- _RAW RECORDS_
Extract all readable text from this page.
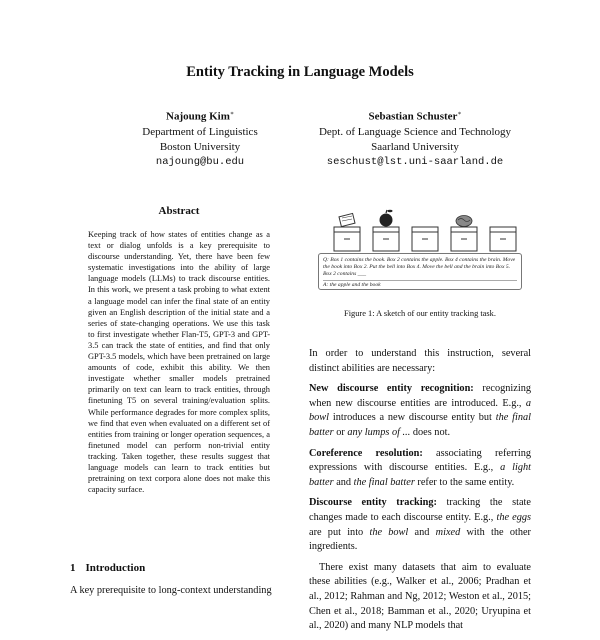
Entity Tracking in Language Models
Najoung Kim∗
Department of Linguistics
Boston University
najoung@bu.edu
Sebastian Schuster∗
Dept. of Language Science and Technology
Saarland University
seschust@lst.uni-saarland.de
Abstract

Keeping track of how states of entities change as a text or dialog unfolds is a key prerequisite to discourse understanding. Yet, there have been few systematic investigations into the ability of large language models (LLMs) to track discourse entities. In this work, we present a task probing to what extent a language model can infer the final state of an entity given an English description of the initial state and a series of state-changing operations. We use this task to first investigate whether Flan-T5, GPT-3 and GPT-3.5 can track the state of entities, and find that only GPT-3.5 models, which have been pretrained on large amounts of code, exhibit this ability. We then investigate whether smaller models pretrained primarily on text can learn to track entities, through finetuning T5 on several training/evaluation splits. While performance degrades for more complex splits, we find that even when evaluated on a different set of entities from training or longer operation sequences, a finetuned model can perform non-trivial entity tracking. Taken together, these results suggest that language models can learn to track entities but pretraining on text corpora alone does not make this capacity surface.

1 Introduction
A key prerequisite to long-context understanding
Q: Box 1 contains the book. Box 2 contains the apple. Box 4 contains the brain. Move the book into Box 2. Put the bell into Box 4. Move the bell and the brain into Box 5. Box 2 contains ___
A: the apple and the book
Figure 1: A sketch of our entity tracking task.

In order to understand this instruction, several distinct abilities are necessary:

New discourse entity recognition: recognizing when new discourse entities are introduced. E.g., a bowl introduces a new discourse entity but the final batter or any lumps of ... does not.

Coreference resolution: associating referring expressions with discourse entities. E.g., a light batter and the final batter refer to the same entity.

Discourse entity tracking: tracking the state changes made to each discourse entity. E.g., the eggs are put into the bowl and mixed with the other ingredients.

There exist many datasets that aim to evaluate these abilities (e.g., Walker et al., 2006; Pradhan et al., 2012; Rahman and Ng, 2012; Weston et al., 2015; Chen et al., 2018; Bamman et al., 2020; Uryupina et al., 2020) and many NLP models that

- _WRITTEN EXERCISE_
Reproduce the material word for word, minus the images.

- _TASK RESULT_
Extract all readable text from this page.
Entity Tracking in Language Models
Najoung Kim∗
Department of Linguistics
Boston University
najoung@bu.edu
Sebastian Schuster∗
Dept. of Language Science and Technology
Saarland University
seschust@lst.uni-saarland.de
Abstract

Keeping track of how states of entities change as a text or dialog unfolds is a key prerequisite to discourse understanding. Yet, there have been few systematic investigations into the ability of large language models (LLMs) to track discourse entities. In this work, we present a task probing to what extent a language model can infer the final state of an entity given an English description of the initial state and a series of state-changing operations. We use this task to first investigate whether Flan-T5, GPT-3 and GPT-3.5 can track the state of entities, and find that only GPT-3.5 models, which have been pretrained on large amounts of code, exhibit this ability. We then investigate whether smaller models pretrained primarily on text can learn to track entities, through finetuning T5 on several training/evaluation splits. While performance degrades for more complex splits, we find that even when evaluated on a different set of entities from training or longer operation sequences, a finetuned model can perform non-trivial entity tracking. Taken together, these results suggest that language models can learn to track entities but pretraining on text corpora alone does not make this capacity surface.

1 Introduction
A key prerequisite to long-context understanding
Q: Box 1 contains the book. Box 2 contains the apple. Box 4 contains the brain. Move the book into Box 2. Put the bell into Box 4. Move the bell and the brain into Box 5. Box 2 contains ___
A: the apple and the book
Figure 1: A sketch of our entity tracking task.

In order to understand this instruction, several distinct abilities are necessary:

New discourse entity recognition: recognizing when new discourse entities are introduced. E.g., a bowl introduces a new discourse entity but the final batter or any lumps of ... does not.

Coreference resolution: associating referring expressions with discourse entities. E.g., a light batter and the final batter refer to the same entity.

Discourse entity tracking: tracking the state changes made to each discourse entity. E.g., the eggs are put into the bowl and mixed with the other ingredients.

There exist many datasets that aim to evaluate these abilities (e.g., Walker et al., 2006; Pradhan et al., 2012; Rahman and Ng, 2012; Weston et al., 2015; Chen et al., 2018; Bamman et al., 2020; Uryupina et al., 2020) and many NLP models that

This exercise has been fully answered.